» Given data:
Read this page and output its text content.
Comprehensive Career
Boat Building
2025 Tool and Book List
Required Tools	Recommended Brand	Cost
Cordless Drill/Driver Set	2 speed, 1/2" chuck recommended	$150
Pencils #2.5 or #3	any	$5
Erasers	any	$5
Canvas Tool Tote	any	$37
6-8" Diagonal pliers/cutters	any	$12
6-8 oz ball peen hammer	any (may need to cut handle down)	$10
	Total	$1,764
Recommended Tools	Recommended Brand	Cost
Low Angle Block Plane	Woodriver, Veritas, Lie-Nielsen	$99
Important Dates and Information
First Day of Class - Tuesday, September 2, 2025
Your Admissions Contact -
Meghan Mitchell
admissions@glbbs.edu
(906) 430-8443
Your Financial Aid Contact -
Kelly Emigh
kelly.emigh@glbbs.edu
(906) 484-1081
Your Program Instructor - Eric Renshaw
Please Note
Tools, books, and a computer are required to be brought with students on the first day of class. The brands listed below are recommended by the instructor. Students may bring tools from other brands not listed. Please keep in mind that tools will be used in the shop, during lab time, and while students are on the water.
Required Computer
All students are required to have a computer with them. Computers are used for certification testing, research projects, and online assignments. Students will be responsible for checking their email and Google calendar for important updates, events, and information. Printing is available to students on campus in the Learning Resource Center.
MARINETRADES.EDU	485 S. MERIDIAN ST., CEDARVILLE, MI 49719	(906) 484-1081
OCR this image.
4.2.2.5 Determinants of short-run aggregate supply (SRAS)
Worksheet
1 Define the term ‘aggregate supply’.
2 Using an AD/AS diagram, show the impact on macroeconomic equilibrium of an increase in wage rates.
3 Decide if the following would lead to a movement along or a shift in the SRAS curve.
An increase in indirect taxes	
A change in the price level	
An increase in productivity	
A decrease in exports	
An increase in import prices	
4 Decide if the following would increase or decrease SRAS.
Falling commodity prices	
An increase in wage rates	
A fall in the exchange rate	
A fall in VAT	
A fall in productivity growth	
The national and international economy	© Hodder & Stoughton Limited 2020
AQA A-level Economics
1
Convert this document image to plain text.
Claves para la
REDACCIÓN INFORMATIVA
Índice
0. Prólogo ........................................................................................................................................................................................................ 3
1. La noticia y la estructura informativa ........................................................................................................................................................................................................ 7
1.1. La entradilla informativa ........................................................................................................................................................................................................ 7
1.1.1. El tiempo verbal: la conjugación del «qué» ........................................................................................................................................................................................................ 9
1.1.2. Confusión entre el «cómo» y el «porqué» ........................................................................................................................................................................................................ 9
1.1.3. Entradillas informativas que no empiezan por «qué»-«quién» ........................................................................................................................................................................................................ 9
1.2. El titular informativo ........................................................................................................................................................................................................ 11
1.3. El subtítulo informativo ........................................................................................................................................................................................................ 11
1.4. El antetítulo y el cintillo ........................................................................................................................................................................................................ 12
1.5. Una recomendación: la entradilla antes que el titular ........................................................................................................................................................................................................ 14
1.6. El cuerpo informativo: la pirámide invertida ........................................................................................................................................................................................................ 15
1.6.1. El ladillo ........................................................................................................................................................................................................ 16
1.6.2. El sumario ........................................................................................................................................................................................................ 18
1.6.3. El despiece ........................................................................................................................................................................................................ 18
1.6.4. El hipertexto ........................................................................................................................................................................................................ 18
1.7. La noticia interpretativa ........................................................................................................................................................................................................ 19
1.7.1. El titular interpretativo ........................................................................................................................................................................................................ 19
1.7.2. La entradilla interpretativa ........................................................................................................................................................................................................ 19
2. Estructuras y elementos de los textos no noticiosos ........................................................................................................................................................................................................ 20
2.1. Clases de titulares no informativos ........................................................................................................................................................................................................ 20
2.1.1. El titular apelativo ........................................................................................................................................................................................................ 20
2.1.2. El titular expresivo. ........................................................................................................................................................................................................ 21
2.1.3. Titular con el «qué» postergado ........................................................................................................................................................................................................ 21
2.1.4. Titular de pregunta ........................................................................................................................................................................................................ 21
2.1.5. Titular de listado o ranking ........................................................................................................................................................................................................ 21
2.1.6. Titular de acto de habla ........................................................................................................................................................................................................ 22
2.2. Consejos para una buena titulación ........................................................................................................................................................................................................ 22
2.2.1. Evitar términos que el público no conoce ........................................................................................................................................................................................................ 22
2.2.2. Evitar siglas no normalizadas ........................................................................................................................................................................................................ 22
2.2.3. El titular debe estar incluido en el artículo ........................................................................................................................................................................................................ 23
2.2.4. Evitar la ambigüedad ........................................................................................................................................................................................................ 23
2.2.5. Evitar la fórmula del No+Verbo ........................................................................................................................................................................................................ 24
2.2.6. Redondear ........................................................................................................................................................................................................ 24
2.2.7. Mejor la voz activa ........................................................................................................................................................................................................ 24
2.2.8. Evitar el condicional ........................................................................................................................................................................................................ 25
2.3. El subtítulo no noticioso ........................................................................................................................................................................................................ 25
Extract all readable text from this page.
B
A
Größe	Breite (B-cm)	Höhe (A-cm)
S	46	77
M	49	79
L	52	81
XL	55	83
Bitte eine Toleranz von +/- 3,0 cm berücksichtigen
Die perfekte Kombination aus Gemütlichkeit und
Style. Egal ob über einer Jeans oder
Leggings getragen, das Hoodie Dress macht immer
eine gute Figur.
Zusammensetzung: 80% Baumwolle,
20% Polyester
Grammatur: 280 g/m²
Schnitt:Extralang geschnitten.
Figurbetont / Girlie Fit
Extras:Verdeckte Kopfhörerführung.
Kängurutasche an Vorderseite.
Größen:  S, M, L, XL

» Directive: Extract the closing run of lines, starting with the one containing "Extract all readable text from this page." and ending at the last, exactly as written.

» Task answer:
Extract all readable text from this page.
B
A
Größe	Breite (B-cm)	Höhe (A-cm)
S	46	77
M	49	79
L	52	81
XL	55	83
Bitte eine Toleranz von +/- 3,0 cm berücksichtigen
Die perfekte Kombination aus Gemütlichkeit und
Style. Egal ob über einer Jeans oder
Leggings getragen, das Hoodie Dress macht immer
eine gute Figur.
Zusammensetzung: 80% Baumwolle,
20% Polyester
Grammatur: 280 g/m²
Schnitt:Extralang geschnitten.
Figurbetont / Girlie Fit
Extras:Verdeckte Kopfhörerführung.
Kängurutasche an Vorderseite.
Größen:  S, M, L, XL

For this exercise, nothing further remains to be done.